■ TASK GOAL
Starting at the line that holds "Enumerate this screenshot's", set down each line through the end of the listing, exactly as written and with nothing added.

____

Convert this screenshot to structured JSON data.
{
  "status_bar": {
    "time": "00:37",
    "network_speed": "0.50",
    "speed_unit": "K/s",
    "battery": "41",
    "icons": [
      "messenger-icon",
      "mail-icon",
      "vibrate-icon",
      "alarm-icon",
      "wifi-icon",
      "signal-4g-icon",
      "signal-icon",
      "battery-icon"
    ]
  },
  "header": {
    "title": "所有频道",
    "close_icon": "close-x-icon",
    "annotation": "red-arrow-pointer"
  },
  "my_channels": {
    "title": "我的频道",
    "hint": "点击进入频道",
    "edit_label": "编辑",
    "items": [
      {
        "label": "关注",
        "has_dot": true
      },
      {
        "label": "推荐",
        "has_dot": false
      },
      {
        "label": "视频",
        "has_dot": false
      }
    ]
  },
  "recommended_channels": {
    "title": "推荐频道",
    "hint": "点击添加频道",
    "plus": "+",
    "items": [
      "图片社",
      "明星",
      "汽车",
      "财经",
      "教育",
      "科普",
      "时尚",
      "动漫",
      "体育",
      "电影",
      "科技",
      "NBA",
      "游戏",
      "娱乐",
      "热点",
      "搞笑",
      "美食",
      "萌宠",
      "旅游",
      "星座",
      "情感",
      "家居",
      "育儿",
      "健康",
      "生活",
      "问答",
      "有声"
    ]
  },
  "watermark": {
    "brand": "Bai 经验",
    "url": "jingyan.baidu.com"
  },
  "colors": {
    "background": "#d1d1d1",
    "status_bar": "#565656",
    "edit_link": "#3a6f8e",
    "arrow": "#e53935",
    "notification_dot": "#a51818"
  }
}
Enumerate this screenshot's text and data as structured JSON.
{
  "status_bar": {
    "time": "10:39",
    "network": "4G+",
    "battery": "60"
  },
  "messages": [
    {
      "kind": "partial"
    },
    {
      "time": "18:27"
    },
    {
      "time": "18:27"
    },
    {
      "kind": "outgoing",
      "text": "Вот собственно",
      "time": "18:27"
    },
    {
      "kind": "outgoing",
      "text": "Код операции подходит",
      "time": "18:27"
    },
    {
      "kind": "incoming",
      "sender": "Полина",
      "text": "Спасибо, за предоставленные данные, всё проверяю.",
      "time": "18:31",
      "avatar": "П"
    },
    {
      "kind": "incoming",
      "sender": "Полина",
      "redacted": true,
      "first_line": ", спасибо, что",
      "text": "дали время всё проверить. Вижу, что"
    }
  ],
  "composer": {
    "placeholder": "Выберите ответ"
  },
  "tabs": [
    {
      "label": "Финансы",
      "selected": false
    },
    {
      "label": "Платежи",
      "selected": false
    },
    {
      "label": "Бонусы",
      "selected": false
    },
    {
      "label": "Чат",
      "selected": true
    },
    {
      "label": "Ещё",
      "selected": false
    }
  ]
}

____

■ TASK RESPONSE
Enumerate this screenshot's text and data as structured JSON.
{
  "status_bar": {
    "time": "10:39",
    "network": "4G+",
    "battery": "60"
  },
  "messages": [
    {
      "kind": "partial"
    },
    {
      "time": "18:27"
    },
    {
      "time": "18:27"
    },
    {
      "kind": "outgoing",
      "text": "Вот собственно",
      "time": "18:27"
    },
    {
      "kind": "outgoing",
      "text": "Код операции подходит",
      "time": "18:27"
    },
    {
      "kind": "incoming",
      "sender": "Полина",
      "text": "Спасибо, за предоставленные данные, всё проверяю.",
      "time": "18:31",
      "avatar": "П"
    },
    {
      "kind": "incoming",
      "sender": "Полина",
      "redacted": true,
      "first_line": ", спасибо, что",
      "text": "дали время всё проверить. Вижу, что"
    }
  ],
  "composer": {
    "placeholder": "Выберите ответ"
  },
  "tabs": [
    {
      "label": "Финансы",
      "selected": false
    },
    {
      "label": "Платежи",
      "selected": false
    },
    {
      "label": "Бонусы",
      "selected": false
    },
    {
      "label": "Чат",
      "selected": true
    },
    {
      "label": "Ещё",
      "selected": false
    }
  ]
}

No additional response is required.